What follows is a set of entries. Give them again exactly, without the pictures.

*** Excerpted data ***

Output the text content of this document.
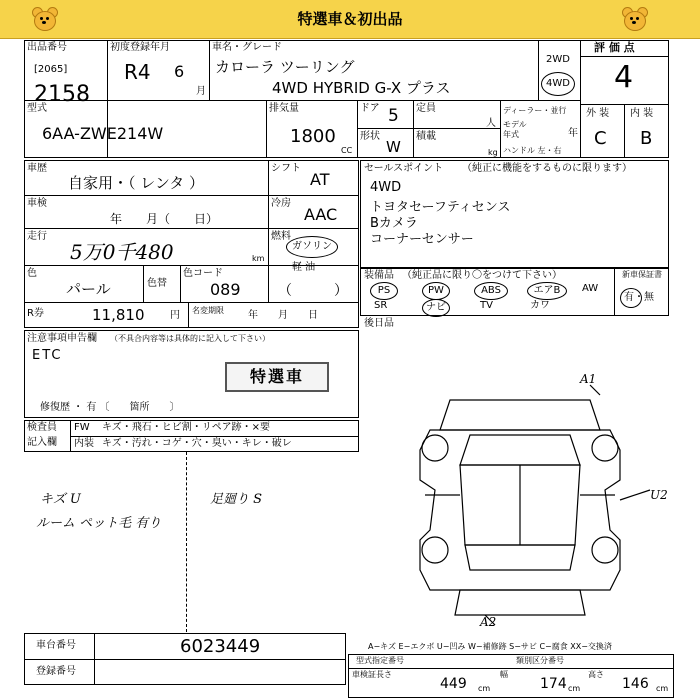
特選車＆初出品
出品番号
[2065]
2158
初度登録年月
R4 6
月
車名・グレード
カローラ ツーリング
4WD HYBRID G-X プラス
2WD
4WD
評 価 点
4
型式
6AA-ZWE214W
排気量
1800
CC
ドア 5
形状
W
定員
人
積載
kg
ディーラー・並行
モデル
年式	年
ハンドル 左・右
外 装
C
内 装
B
車歴
自家用・（ レンタ ）
シフト
AT
車検
年　　月（　　日）
冷房
AAC
走行
5万0千480	km
燃料
ガソリン
軽 油
色
パール	色替
色コード
089	（　　　）
R券	11,810	円 名変期限 年　　月　　日
注意事項申告欄 （不具合内容等は具体的に記入して下さい）
ETC
特選車
修復歴 ・ 有 〔　　箇所　　〕
セールスポイント （純正に機能をするものに限ります）
4WD
トヨタセーフティセンス
Bカメラ
コーナーセンサー
装備品 （純正品に限り〇をつけて下さい）	新車保証書
有・無
PS	PW	ABS	エアB	AW
SR	ナビ	TV	カワ
後日品
A1
U2
A2
検査員
記入欄
FW キズ・飛石・ヒビ割・リペア跡・×要
内装 キズ・汚れ・コゲ・穴・臭い・キレ・破レ
キズ U
ルーム ペット毛 有り
足廻り S
車台番号	6023449
登録番号
A−キズ E−エクボ U−凹み W−補修跡 S−サビ C−腐食 XX−交換済
型式指定番号	類別区分番号
車検証長さ
449 cm
幅
174 cm
高さ
146 cm
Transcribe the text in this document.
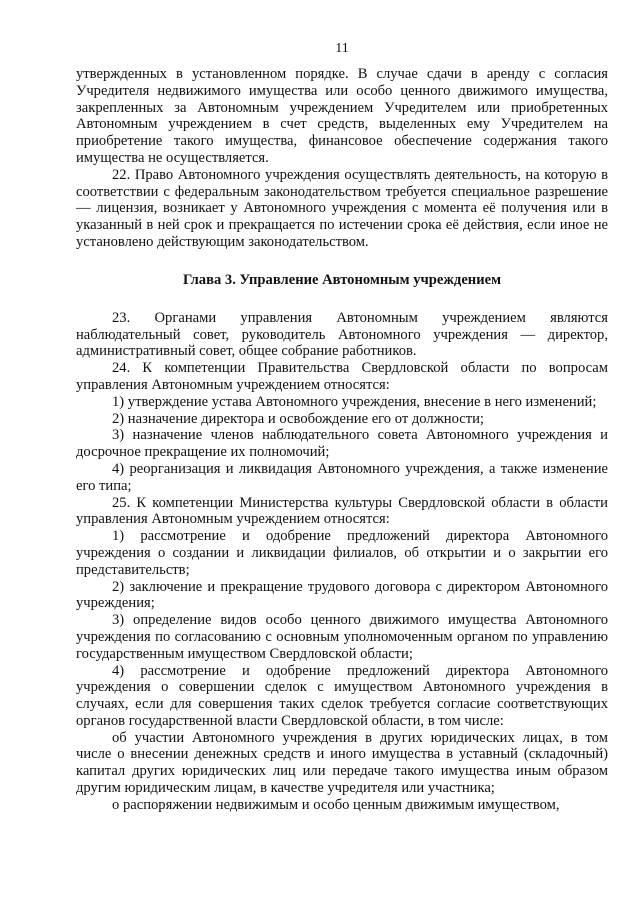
11

утвержденных в установленном порядке. В случае сдачи в аренду с согласия Учредителя недвижимого имущества или особо ценного движимого имущества, закрепленных за Автономным учреждением Учредителем или приобретенных Автономным учреждением в счет средств, выделенных ему Учредителем на приобретение такого имущества, финансовое обеспечение содержания такого имущества не осуществляется.

22. Право Автономного учреждения осуществлять деятельность, на которую в соответствии с федеральным законодательством требуется специальное разрешение — лицензия, возникает у Автономного учреждения с момента её получения или в указанный в ней срок и прекращается по истечении срока её действия, если иное не установлено действующим законодательством.

Глава 3. Управление Автономным учреждением

23. Органами управления Автономным учреждением являются наблюдательный совет, руководитель Автономного учреждения — директор, административный совет, общее собрание работников.

24. К компетенции Правительства Свердловской области по вопросам управления Автономным учреждением относятся:

1) утверждение устава Автономного учреждения, внесение в него изменений;

2) назначение директора и освобождение его от должности;

3) назначение членов наблюдательного совета Автономного учреждения и досрочное прекращение их полномочий;

4) реорганизация и ликвидация Автономного учреждения, а также изменение его типа;

25. К компетенции Министерства культуры Свердловской области в области управления Автономным учреждением относятся:

1) рассмотрение и одобрение предложений директора Автономного учреждения о создании и ликвидации филиалов, об открытии и о закрытии его представительств;

2) заключение и прекращение трудового договора с директором Автономного учреждения;

3) определение видов особо ценного движимого имущества Автономного учреждения по согласованию с основным уполномоченным органом по управлению государственным имуществом Свердловской области;

4) рассмотрение и одобрение предложений директора Автономного учреждения о совершении сделок с имуществом Автономного учреждения в случаях, если для совершения таких сделок требуется согласие соответствующих органов государственной власти Свердловской области, в том числе:

об участии Автономного учреждения в других юридических лицах, в том числе о внесении денежных средств и иного имущества в уставный (складочный) капитал других юридических лиц или передаче такого имущества иным образом другим юридическим лицам, в качестве учредителя или участника;

о распоряжении недвижимым и особо ценным движимым имуществом,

***

#### [Correct output]
Output the text content of this document.
特選車＆初出品
出品番号
[2065]
2158
初度登録年月
R4 6
月
車名・グレード
カローラ ツーリング
4WD HYBRID G-X プラス
2WD
4WD
評 価 点
4
型式
6AA-ZWE214W
排気量
1800
CC
ドア 5
形状
W
定員
人
積載
kg
ディーラー・並行
モデル
年式	年
ハンドル 左・右
外 装
C
内 装
B
車歴
自家用・（ レンタ ）
シフト
AT
車検
年　　月（　　日）
冷房
AAC
走行
5万0千480	km
燃料
ガソリン
軽 油
色
パール	色替
色コード
089	（　　　）
R券	11,810	円 名変期限 年　　月　　日
注意事項申告欄 （不具合内容等は具体的に記入して下さい）
ETC
特選車
修復歴 ・ 有 〔　　箇所　　〕
セールスポイント （純正に機能をするものに限ります）
4WD
トヨタセーフティセンス
Bカメラ
コーナーセンサー
装備品 （純正品に限り〇をつけて下さい）	新車保証書
有・無
PS	PW	ABS	エアB	AW
SR	ナビ	TV	カワ
後日品
A1
U2
A2
検査員
記入欄
FW キズ・飛石・ヒビ割・リペア跡・×要
内装 キズ・汚れ・コゲ・穴・臭い・キレ・破レ
キズ U
ルーム ペット毛 有り
足廻り S
車台番号	6023449
登録番号
A−キズ E−エクボ U−凹み W−補修跡 S−サビ C−腐食 XX−交換済
型式指定番号	類別区分番号
車検証長さ
449 cm
幅
174 cm
高さ
146 cm
Transcribe the text in this document.
11

утвержденных в установленном порядке. В случае сдачи в аренду с согласия Учредителя недвижимого имущества или особо ценного движимого имущества, закрепленных за Автономным учреждением Учредителем или приобретенных Автономным учреждением в счет средств, выделенных ему Учредителем на приобретение такого имущества, финансовое обеспечение содержания такого имущества не осуществляется.

22. Право Автономного учреждения осуществлять деятельность, на которую в соответствии с федеральным законодательством требуется специальное разрешение — лицензия, возникает у Автономного учреждения с момента её получения или в указанный в ней срок и прекращается по истечении срока её действия, если иное не установлено действующим законодательством.

Глава 3. Управление Автономным учреждением

23. Органами управления Автономным учреждением являются наблюдательный совет, руководитель Автономного учреждения — директор, административный совет, общее собрание работников.

24. К компетенции Правительства Свердловской области по вопросам управления Автономным учреждением относятся:

1) утверждение устава Автономного учреждения, внесение в него изменений;

2) назначение директора и освобождение его от должности;

3) назначение членов наблюдательного совета Автономного учреждения и досрочное прекращение их полномочий;

4) реорганизация и ликвидация Автономного учреждения, а также изменение его типа;

25. К компетенции Министерства культуры Свердловской области в области управления Автономным учреждением относятся:

1) рассмотрение и одобрение предложений директора Автономного учреждения о создании и ликвидации филиалов, об открытии и о закрытии его представительств;

2) заключение и прекращение трудового договора с директором Автономного учреждения;

3) определение видов особо ценного движимого имущества Автономного учреждения по согласованию с основным уполномоченным органом по управлению государственным имуществом Свердловской области;

4) рассмотрение и одобрение предложений директора Автономного учреждения о совершении сделок с имуществом Автономного учреждения в случаях, если для совершения таких сделок требуется согласие соответствующих органов государственной власти Свердловской области, в том числе:

об участии Автономного учреждения в других юридических лицах, в том числе о внесении денежных средств и иного имущества в уставный (складочный) капитал других юридических лиц или передаче такого имущества иным образом другим юридическим лицам, в качестве учредителя или участника;

о распоряжении недвижимым и особо ценным движимым имуществом,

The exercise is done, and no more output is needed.